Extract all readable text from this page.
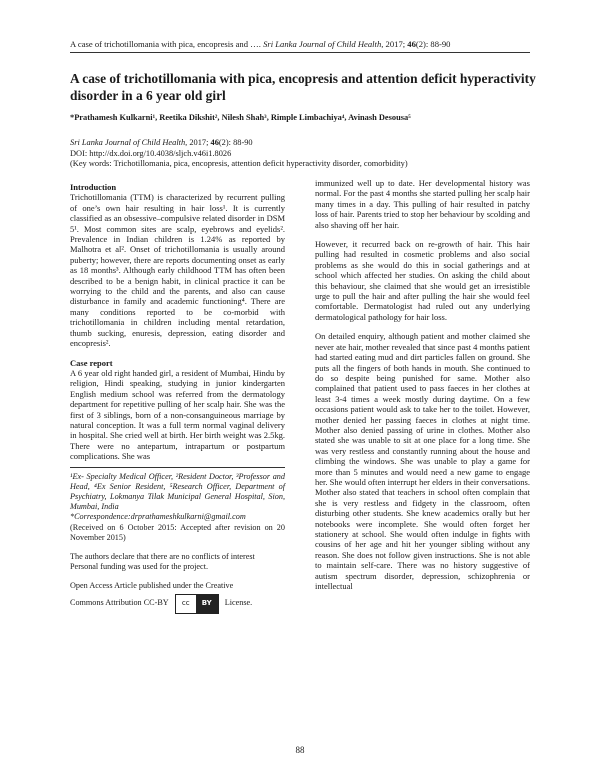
A case of trichotillomania with pica, encopresis and …. Sri Lanka Journal of Child Health, 2017; 46(2): 88-90
A case of trichotillomania with pica, encopresis and attention deficit hyperactivity disorder in a 6 year old girl
*Prathamesh Kulkarni¹, Reetika Dikshit², Nilesh Shah³, Rimple Limbachiya⁴, Avinash Desousa⁵
Sri Lanka Journal of Child Health, 2017; 46(2): 88-90
DOI: http://dx.doi.org/10.4038/sljch.v46i1.8026
(Key words: Trichotillomania, pica, encopresis, attention deficit hyperactivity disorder, comorbidity)

Introduction

Trichotillomania (TTM) is characterized by recurrent pulling of one’s own hair resulting in hair loss¹. It is currently classified as an obsessive–compulsive related disorder in DSM 5¹. Most common sites are scalp, eyebrows and eyelids². Prevalence in Indian children is 1.24% as reported by Malhotra et al². Onset of trichotillomania is usually around puberty; however, there are reports documenting onset as early as 18 months³. Although early childhood TTM has often been described to be a benign habit, in clinical practice it can be worrying to the child and the parents, and also can cause disturbance in family and academic functioning⁴. There are many conditions reported to be co-morbid with trichotillomania in children including mental retardation, thumb sucking, enuresis, depression, eating disorder and encopresis².

Case report

A 6 year old right handed girl, a resident of Mumbai, Hindu by religion, Hindi speaking, studying in junior kindergarten English medium school was referred from the dermatology department for repetitive pulling of her scalp hair. She was the first of 3 siblings, born of a non-consanguineous marriage by natural conception. It was a full term normal vaginal delivery in hospital. She cried well at birth. Her birth weight was 2.5kg. There were no antepartum, intrapartum or postpartum complications. She was

¹Ex- Specialty Medical Officer, ²Resident Doctor, ³Professor and Head, ⁴Ex Senior Resident, ⁵Research Officer, Department of Psychiatry, Lokmanya Tilak Municipal General Hospital, Sion, Mumbai, India

*Correspondence:drprathameshkulkarni@gmail.com

(Received on 6 October 2015: Accepted after revision on 20 November 2015)

The authors declare that there are no conflicts of interest

Personal funding was used for the project.

Open Access Article published under the Creative

Commons Attribution CC-BY	cc	BY	License.

immunized well up to date. Her developmental history was normal. For the past 4 months she started pulling her scalp hair many times in a day. This pulling of hair resulted in patchy loss of hair. Parents tried to stop her behaviour by scolding and also shaving off her hair.

However, it recurred back on re-growth of hair. This hair pulling had resulted in cosmetic problems and also social problems as she would do this in social gatherings and at school which affected her studies. On asking the child about this behaviour, she claimed that she would get an irresistible urge to pull the hair and after pulling the hair she would feel comfortable. Dermatologist had ruled out any underlying dermatological pathology for hair loss.

On detailed enquiry, although patient and mother claimed she never ate hair, mother revealed that since past 4 months patient had started eating mud and dirt particles fallen on ground. She puts all the fingers of both hands in mouth. She continued to do so despite being punished for same. Mother also complained that patient used to pass faeces in her clothes at least 3-4 times a week mostly during daytime. On a few occasions patient would ask to take her to the toilet. However, mother denied her passing faeces in clothes at night time. Mother also denied passing of urine in clothes. Mother also stated she was unable to sit at one place for a long time. She was very restless and constantly running about the house and climbing the windows. She was unable to play a game for more than 5 minutes and would need a new game to engage her. She would often interrupt her elders in their conversations. Mother also stated that teachers in school often complain that she is very restless and fidgety in the classroom, often disturbing other students. She knew academics orally but her notebooks were incomplete. She would often forget her stationery at school. She would often indulge in fights with cousins of her age and hit her younger sibling without any reason. She does not follow given instructions. She is not able to maintain self-care. There was no history suggestive of autism spectrum disorder, depression, schizophrenia or intellectual

88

------------------------------------

### [Set problem]
Copy out every line of the listing that includes the string "hyperactivity".

### [Correct response]
A case of trichotillomania with pica, encopresis and attention deficit hyperactivity disorder in a 6 year old girl
(Key words: Trichotillomania, pica, encopresis, attention deficit hyperactivity disorder, comorbidity)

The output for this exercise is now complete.